- OBJECTIVE -
Gather from the material every line that contains the string "JSON".

(Records about charts and figures)
---*---

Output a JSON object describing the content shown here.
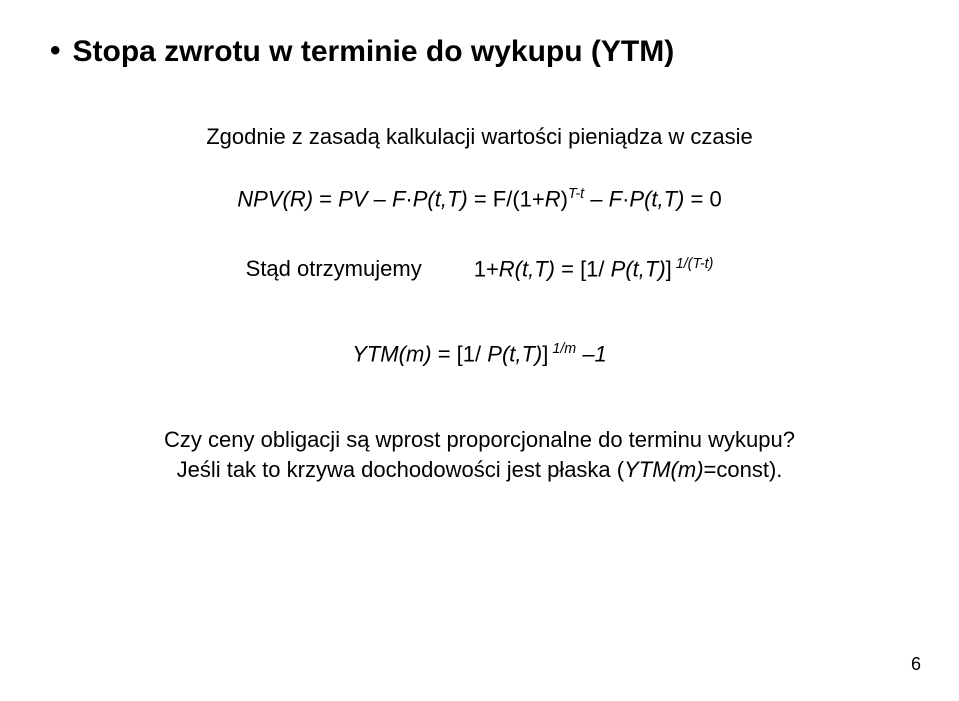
{
  "title": "Stopa zwrotu w terminie do wykupu (YTM)",
  "intro": "Zgodnie z zasadą kalkulacji wartości pieniądza w czasie",
  "eq1": {
    "lhs_prefix": "NPV(R)",
    "eq": " = ",
    "rhs_a": "PV – F",
    "dot1": "·",
    "rhs_b": "P(t,T)",
    "eq2": " = ",
    "rhs_c": "F/",
    "paren": "(1+",
    "R": "R",
    "paren2": ")",
    "exp1": "T-t",
    "minus": " – F",
    "dot2": "·",
    "rhs_d": "P(t,T)",
    "eq3": " = 0"
  },
  "eq2": {
    "label": "Stąd otrzymujemy",
    "lhs_prefix": "1+",
    "lhs": "R(t,T)",
    "eq": " = [1/ ",
    "rhs": "P(t,T)",
    "close": "]",
    "exp": " 1/(T-t)"
  },
  "eq3": {
    "lhs": "YTM(m)",
    "eq": " = [1/ ",
    "rhs": "P(t,T)",
    "close": "]",
    "exp": " 1/m",
    "tail": " –1"
  },
  "para1": "Czy ceny obligacji są wprost proporcjonalne do terminu wykupu?",
  "para2a": "Jeśli tak to krzywa dochodowości jest płaska (",
  "para2b": "YTM(m)",
  "para2c": "=const).",
  "pagenum": "6"
}
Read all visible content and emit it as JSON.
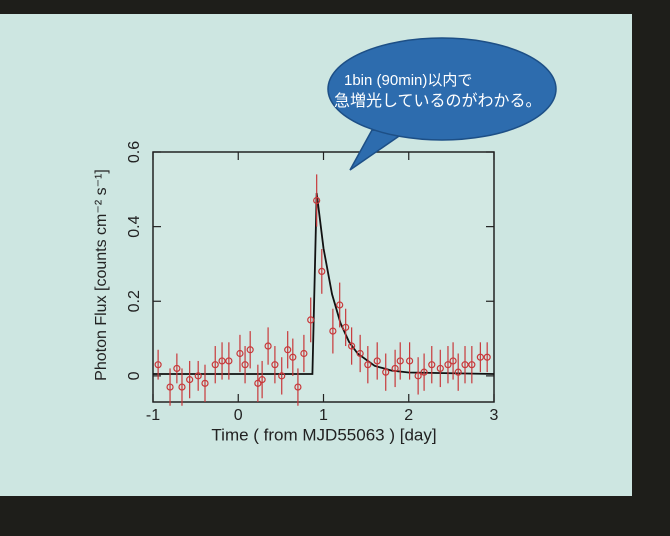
{
  "chart_data": {
    "type": "scatter",
    "annotation": [
      "1bin (90min)以内で",
      "急増光しているのがわかる。"
    ],
    "xlabel": "Time ( from MJD55063 ) [day]",
    "ylabel": "Photon Flux [counts cm⁻² s⁻¹]",
    "xlim": [
      -1,
      3
    ],
    "ylim": [
      -0.07,
      0.6
    ],
    "xticks": [
      -1,
      0,
      1,
      2,
      3
    ],
    "yticks": [
      0,
      0.2,
      0.4,
      0.6
    ],
    "points": {
      "color": "#c8383a",
      "x": [
        -0.94,
        -0.8,
        -0.72,
        -0.66,
        -0.57,
        -0.47,
        -0.39,
        -0.27,
        -0.19,
        -0.11,
        0.02,
        0.08,
        0.14,
        0.23,
        0.28,
        0.35,
        0.43,
        0.51,
        0.58,
        0.64,
        0.7,
        0.77,
        0.85,
        0.92,
        0.98,
        1.11,
        1.19,
        1.26,
        1.33,
        1.43,
        1.52,
        1.63,
        1.73,
        1.84,
        1.9,
        2.01,
        2.11,
        2.18,
        2.27,
        2.37,
        2.46,
        2.52,
        2.58,
        2.66,
        2.74,
        2.84,
        2.92
      ],
      "values": [
        0.03,
        -0.03,
        0.02,
        -0.03,
        -0.01,
        0,
        -0.02,
        0.03,
        0.04,
        0.04,
        0.06,
        0.03,
        0.07,
        -0.02,
        -0.01,
        0.08,
        0.03,
        0,
        0.07,
        0.05,
        -0.03,
        0.06,
        0.15,
        0.47,
        0.28,
        0.12,
        0.19,
        0.13,
        0.08,
        0.06,
        0.03,
        0.04,
        0.01,
        0.02,
        0.04,
        0.04,
        0,
        0.01,
        0.03,
        0.02,
        0.03,
        0.04,
        0.01,
        0.03,
        0.03,
        0.05,
        0.05
      ],
      "errors": [
        0.04,
        0.05,
        0.04,
        0.05,
        0.05,
        0.04,
        0.05,
        0.05,
        0.05,
        0.05,
        0.05,
        0.05,
        0.05,
        0.05,
        0.05,
        0.05,
        0.05,
        0.05,
        0.05,
        0.05,
        0.05,
        0.05,
        0.06,
        0.07,
        0.06,
        0.06,
        0.06,
        0.05,
        0.05,
        0.05,
        0.05,
        0.05,
        0.05,
        0.05,
        0.05,
        0.05,
        0.05,
        0.05,
        0.05,
        0.05,
        0.05,
        0.05,
        0.05,
        0.05,
        0.05,
        0.04,
        0.04
      ]
    },
    "fit": {
      "color": "#111111",
      "x": [
        -1,
        0.87,
        0.92,
        1.0,
        1.1,
        1.2,
        1.3,
        1.4,
        1.6,
        1.8,
        2.0,
        3.0
      ],
      "values": [
        0.005,
        0.005,
        0.49,
        0.342,
        0.219,
        0.141,
        0.091,
        0.06,
        0.027,
        0.014,
        0.009,
        0.005
      ]
    }
  }
}
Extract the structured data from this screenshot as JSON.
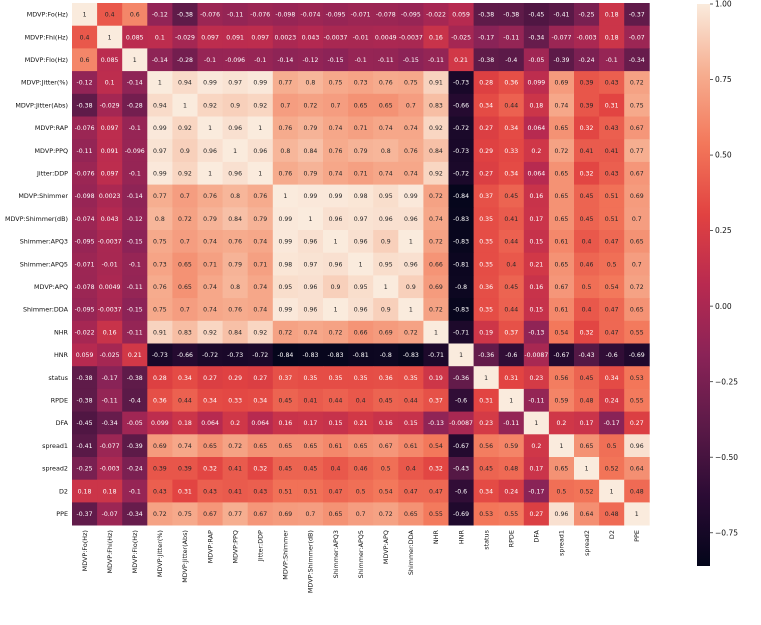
{
  "chart_data": {
    "type": "heatmap",
    "title": "",
    "xlabel": "",
    "ylabel": "",
    "variables": [
      "MDVP:Fo(Hz)",
      "MDVP:Fhi(Hz)",
      "MDVP:Flo(Hz)",
      "MDVP:Jitter(%)",
      "MDVP:Jitter(Abs)",
      "MDVP:RAP",
      "MDVP:PPQ",
      "Jitter:DDP",
      "MDVP:Shimmer",
      "MDVP:Shimmer(dB)",
      "Shimmer:APQ3",
      "Shimmer:APQ5",
      "MDVP:APQ",
      "Shimmer:DDA",
      "NHR",
      "HNR",
      "status",
      "RPDE",
      "DFA",
      "spread1",
      "spread2",
      "D2",
      "PPE"
    ],
    "matrix": [
      [
        1,
        0.4,
        0.6,
        -0.12,
        -0.38,
        -0.076,
        -0.11,
        -0.076,
        -0.098,
        -0.074,
        -0.095,
        -0.071,
        -0.078,
        -0.095,
        -0.022,
        0.059,
        -0.38,
        -0.38,
        -0.45,
        -0.41,
        -0.25,
        0.18,
        -0.37
      ],
      [
        0.4,
        1,
        0.085,
        0.1,
        -0.029,
        0.097,
        0.091,
        0.097,
        0.0023,
        0.043,
        -0.0037,
        -0.01,
        0.0049,
        -0.0037,
        0.16,
        -0.025,
        -0.17,
        -0.11,
        -0.34,
        -0.077,
        -0.003,
        0.18,
        -0.07
      ],
      [
        0.6,
        0.085,
        1,
        -0.14,
        -0.28,
        -0.1,
        -0.096,
        -0.1,
        -0.14,
        -0.12,
        -0.15,
        -0.1,
        -0.11,
        -0.15,
        -0.11,
        0.21,
        -0.38,
        -0.4,
        -0.05,
        -0.39,
        -0.24,
        -0.1,
        -0.34
      ],
      [
        -0.12,
        0.1,
        -0.14,
        1,
        0.94,
        0.99,
        0.97,
        0.99,
        0.77,
        0.8,
        0.75,
        0.73,
        0.76,
        0.75,
        0.91,
        -0.73,
        0.28,
        0.36,
        0.099,
        0.69,
        0.39,
        0.43,
        0.72
      ],
      [
        -0.38,
        -0.029,
        -0.28,
        0.94,
        1,
        0.92,
        0.9,
        0.92,
        0.7,
        0.72,
        0.7,
        0.65,
        0.65,
        0.7,
        0.83,
        -0.66,
        0.34,
        0.44,
        0.18,
        0.74,
        0.39,
        0.31,
        0.75
      ],
      [
        -0.076,
        0.097,
        -0.1,
        0.99,
        0.92,
        1,
        0.96,
        1,
        0.76,
        0.79,
        0.74,
        0.71,
        0.74,
        0.74,
        0.92,
        -0.72,
        0.27,
        0.34,
        0.064,
        0.65,
        0.32,
        0.43,
        0.67
      ],
      [
        -0.11,
        0.091,
        -0.096,
        0.97,
        0.9,
        0.96,
        1,
        0.96,
        0.8,
        0.84,
        0.76,
        0.79,
        0.8,
        0.76,
        0.84,
        -0.73,
        0.29,
        0.33,
        0.2,
        0.72,
        0.41,
        0.41,
        0.77
      ],
      [
        -0.076,
        0.097,
        -0.1,
        0.99,
        0.92,
        1,
        0.96,
        1,
        0.76,
        0.79,
        0.74,
        0.71,
        0.74,
        0.74,
        0.92,
        -0.72,
        0.27,
        0.34,
        0.064,
        0.65,
        0.32,
        0.43,
        0.67
      ],
      [
        -0.098,
        0.0023,
        -0.14,
        0.77,
        0.7,
        0.76,
        0.8,
        0.76,
        1,
        0.99,
        0.99,
        0.98,
        0.95,
        0.99,
        0.72,
        -0.84,
        0.37,
        0.45,
        0.16,
        0.65,
        0.45,
        0.51,
        0.69
      ],
      [
        -0.074,
        0.043,
        -0.12,
        0.8,
        0.72,
        0.79,
        0.84,
        0.79,
        0.99,
        1,
        0.96,
        0.97,
        0.96,
        0.96,
        0.74,
        -0.83,
        0.35,
        0.41,
        0.17,
        0.65,
        0.45,
        0.51,
        0.7
      ],
      [
        -0.095,
        -0.0037,
        -0.15,
        0.75,
        0.7,
        0.74,
        0.76,
        0.74,
        0.99,
        0.96,
        1,
        0.96,
        0.9,
        1,
        0.72,
        -0.83,
        0.35,
        0.44,
        0.15,
        0.61,
        0.4,
        0.47,
        0.65
      ],
      [
        -0.071,
        -0.01,
        -0.1,
        0.73,
        0.65,
        0.71,
        0.79,
        0.71,
        0.98,
        0.97,
        0.96,
        1,
        0.95,
        0.96,
        0.66,
        -0.81,
        0.35,
        0.4,
        0.21,
        0.65,
        0.46,
        0.5,
        0.7
      ],
      [
        -0.078,
        0.0049,
        -0.11,
        0.76,
        0.65,
        0.74,
        0.8,
        0.74,
        0.95,
        0.96,
        0.9,
        0.95,
        1,
        0.9,
        0.69,
        -0.8,
        0.36,
        0.45,
        0.16,
        0.67,
        0.5,
        0.54,
        0.72
      ],
      [
        -0.095,
        -0.0037,
        -0.15,
        0.75,
        0.7,
        0.74,
        0.76,
        0.74,
        0.99,
        0.96,
        1,
        0.96,
        0.9,
        1,
        0.72,
        -0.83,
        0.35,
        0.44,
        0.15,
        0.61,
        0.4,
        0.47,
        0.65
      ],
      [
        -0.022,
        0.16,
        -0.11,
        0.91,
        0.83,
        0.92,
        0.84,
        0.92,
        0.72,
        0.74,
        0.72,
        0.66,
        0.69,
        0.72,
        1,
        -0.71,
        0.19,
        0.37,
        -0.13,
        0.54,
        0.32,
        0.47,
        0.55
      ],
      [
        0.059,
        -0.025,
        0.21,
        -0.73,
        -0.66,
        -0.72,
        -0.73,
        -0.72,
        -0.84,
        -0.83,
        -0.83,
        -0.81,
        -0.8,
        -0.83,
        -0.71,
        1,
        -0.36,
        -0.6,
        -0.0087,
        -0.67,
        -0.43,
        -0.6,
        -0.69
      ],
      [
        -0.38,
        -0.17,
        -0.38,
        0.28,
        0.34,
        0.27,
        0.29,
        0.27,
        0.37,
        0.35,
        0.35,
        0.35,
        0.36,
        0.35,
        0.19,
        -0.36,
        1,
        0.31,
        0.23,
        0.56,
        0.45,
        0.34,
        0.53
      ],
      [
        -0.38,
        -0.11,
        -0.4,
        0.36,
        0.44,
        0.34,
        0.33,
        0.34,
        0.45,
        0.41,
        0.44,
        0.4,
        0.45,
        0.44,
        0.37,
        -0.6,
        0.31,
        1,
        -0.11,
        0.59,
        0.48,
        0.24,
        0.55
      ],
      [
        -0.45,
        -0.34,
        -0.05,
        0.099,
        0.18,
        0.064,
        0.2,
        0.064,
        0.16,
        0.17,
        0.15,
        0.21,
        0.16,
        0.15,
        -0.13,
        -0.0087,
        0.23,
        -0.11,
        1,
        0.2,
        0.17,
        -0.17,
        0.27
      ],
      [
        -0.41,
        -0.077,
        -0.39,
        0.69,
        0.74,
        0.65,
        0.72,
        0.65,
        0.65,
        0.65,
        0.61,
        0.65,
        0.67,
        0.61,
        0.54,
        -0.67,
        0.56,
        0.59,
        0.2,
        1,
        0.65,
        0.5,
        0.96
      ],
      [
        -0.25,
        -0.003,
        -0.24,
        0.39,
        0.39,
        0.32,
        0.41,
        0.32,
        0.45,
        0.45,
        0.4,
        0.46,
        0.5,
        0.4,
        0.32,
        -0.43,
        0.45,
        0.48,
        0.17,
        0.65,
        1,
        0.52,
        0.64
      ],
      [
        0.18,
        0.18,
        -0.1,
        0.43,
        0.31,
        0.43,
        0.41,
        0.43,
        0.51,
        0.51,
        0.47,
        0.5,
        0.54,
        0.47,
        0.47,
        -0.6,
        0.34,
        0.24,
        -0.17,
        0.5,
        0.52,
        1,
        0.48
      ],
      [
        -0.37,
        -0.07,
        -0.34,
        0.72,
        0.75,
        0.67,
        0.77,
        0.67,
        0.69,
        0.7,
        0.65,
        0.7,
        0.72,
        0.65,
        0.55,
        -0.69,
        0.53,
        0.55,
        0.27,
        0.96,
        0.64,
        0.48,
        1
      ]
    ],
    "value_range": [
      -0.86,
      1.0
    ],
    "colorbar": {
      "ticks": [
        1.0,
        0.75,
        0.5,
        0.25,
        0.0,
        -0.25,
        -0.5,
        -0.75
      ],
      "tick_labels": [
        "1.00",
        "0.75",
        "0.50",
        "0.25",
        "0.00",
        "−0.25",
        "−0.50",
        "−0.75"
      ]
    },
    "colormap": "rocket",
    "colors": {
      "stops": [
        "#03051a",
        "#2b0b34",
        "#5c1a48",
        "#8a2357",
        "#b82a50",
        "#e14241",
        "#f3775a",
        "#f6ad8f",
        "#faebdd"
      ]
    }
  }
}
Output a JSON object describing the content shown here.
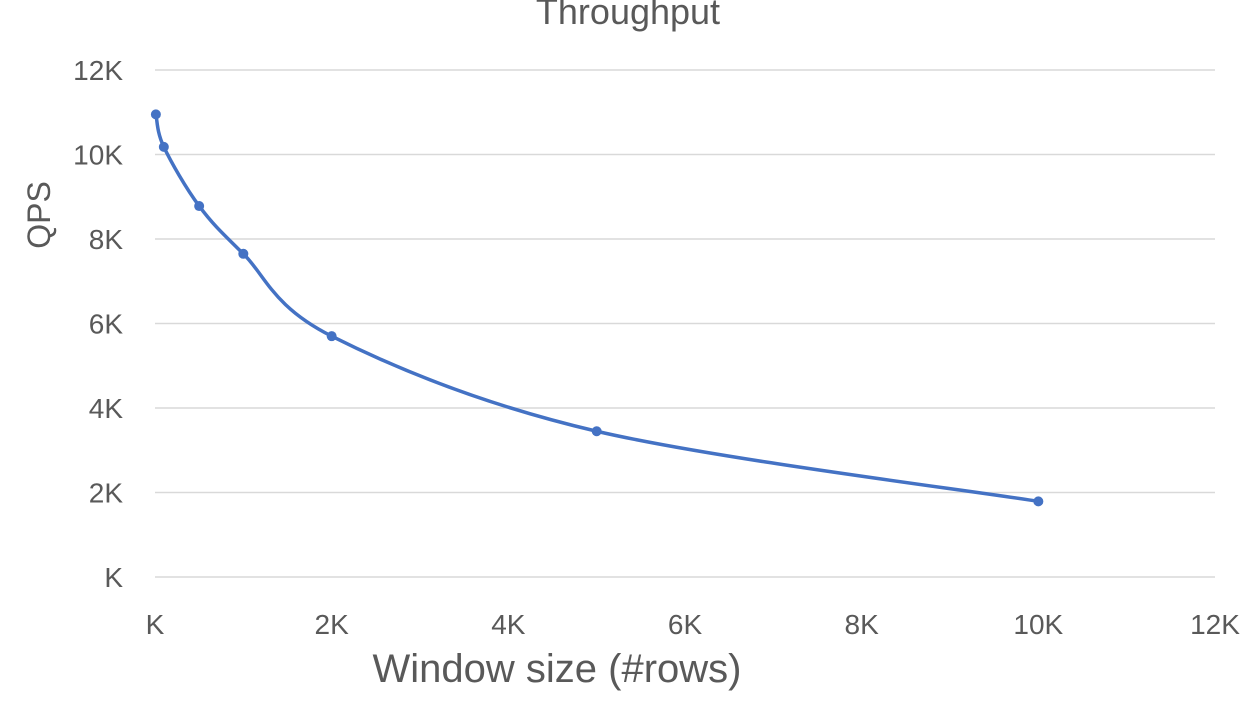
{
  "chart_data": {
    "type": "scatter",
    "title": "Throughput",
    "xlabel": "Window size (#rows)",
    "ylabel": "QPS",
    "xlim": [
      0,
      12000
    ],
    "ylim": [
      0,
      12000
    ],
    "x_ticks": [
      0,
      2000,
      4000,
      6000,
      8000,
      10000,
      12000
    ],
    "x_tick_labels": [
      "K",
      "2K",
      "4K",
      "6K",
      "8K",
      "10K",
      "12K"
    ],
    "y_ticks": [
      0,
      2000,
      4000,
      6000,
      8000,
      10000,
      12000
    ],
    "y_tick_labels": [
      "K",
      "2K",
      "4K",
      "6K",
      "8K",
      "10K",
      "12K"
    ],
    "grid": "horizontal",
    "legend": "none",
    "smooth": true,
    "series": [
      {
        "color": "#4472c4",
        "x": [
          10,
          100,
          500,
          1000,
          2000,
          5000,
          10000
        ],
        "y": [
          10950,
          10180,
          8780,
          7650,
          5700,
          3450,
          1790
        ]
      }
    ]
  }
}
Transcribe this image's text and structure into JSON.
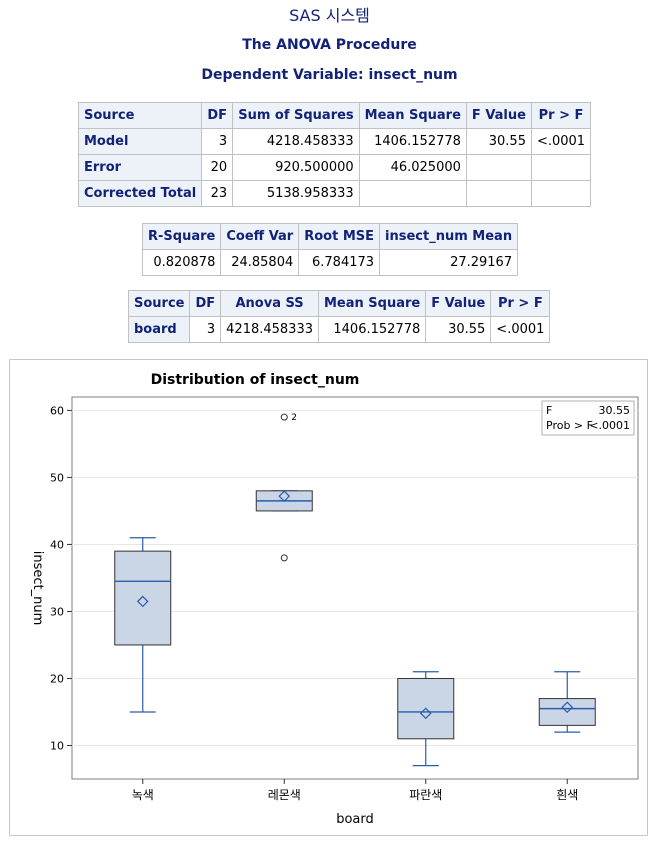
{
  "header": {
    "system_title": "SAS 시스템",
    "procedure_title": "The ANOVA Procedure",
    "dependent_variable": "Dependent Variable: insect_num"
  },
  "anova_table": {
    "headers": [
      "Source",
      "DF",
      "Sum of Squares",
      "Mean Square",
      "F Value",
      "Pr > F"
    ],
    "rows": [
      [
        "Model",
        "3",
        "4218.458333",
        "1406.152778",
        "30.55",
        "<.0001"
      ],
      [
        "Error",
        "20",
        "920.500000",
        "46.025000",
        "",
        ""
      ],
      [
        "Corrected Total",
        "23",
        "5138.958333",
        "",
        "",
        ""
      ]
    ]
  },
  "fit_table": {
    "headers": [
      "R-Square",
      "Coeff Var",
      "Root MSE",
      "insect_num Mean"
    ],
    "rows": [
      [
        "0.820878",
        "24.85804",
        "6.784173",
        "27.29167"
      ]
    ]
  },
  "type3_table": {
    "headers": [
      "Source",
      "DF",
      "Anova SS",
      "Mean Square",
      "F Value",
      "Pr > F"
    ],
    "rows": [
      [
        "board",
        "3",
        "4218.458333",
        "1406.152778",
        "30.55",
        "<.0001"
      ]
    ]
  },
  "chart_data": {
    "type": "box",
    "title": "Distribution of insect_num",
    "xlabel": "board",
    "ylabel": "insect_num",
    "ylim": [
      5,
      62
    ],
    "yticks": [
      10,
      20,
      30,
      40,
      50,
      60
    ],
    "grid": true,
    "categories": [
      "녹색",
      "레몬색",
      "파란색",
      "흰색"
    ],
    "boxes": [
      {
        "category": "녹색",
        "min": 15,
        "q1": 25,
        "median": 34.5,
        "q3": 39,
        "max": 41,
        "mean": 31.5,
        "outliers": []
      },
      {
        "category": "레몬색",
        "min": 45,
        "q1": 45,
        "median": 46.5,
        "q3": 48,
        "max": 48,
        "mean": 47.2,
        "outliers": [
          {
            "value": 59,
            "label": "2"
          },
          {
            "value": 38,
            "label": ""
          }
        ]
      },
      {
        "category": "파란색",
        "min": 7,
        "q1": 11,
        "median": 15,
        "q3": 20,
        "max": 21,
        "mean": 14.8,
        "outliers": []
      },
      {
        "category": "흰색",
        "min": 12,
        "q1": 13,
        "median": 15.5,
        "q3": 17,
        "max": 21,
        "mean": 15.7,
        "outliers": []
      }
    ],
    "inset": {
      "rows": [
        [
          "F",
          "30.55"
        ],
        [
          "Prob > F",
          "<.0001"
        ]
      ],
      "placement": "top-right"
    },
    "colors": {
      "box_fill": "#cad5e5",
      "line": "#2a5caa",
      "text": "#000000"
    }
  }
}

---*---

- EXPECTED OUTPUT -
Output a JSON object describing the content shown here.
Read all visible content and emit it as JSON.
Extract the structured data from this screenshot as JSON.
Output a JSON object describing the content shown here.
Transcribe this image's text and structure into JSON.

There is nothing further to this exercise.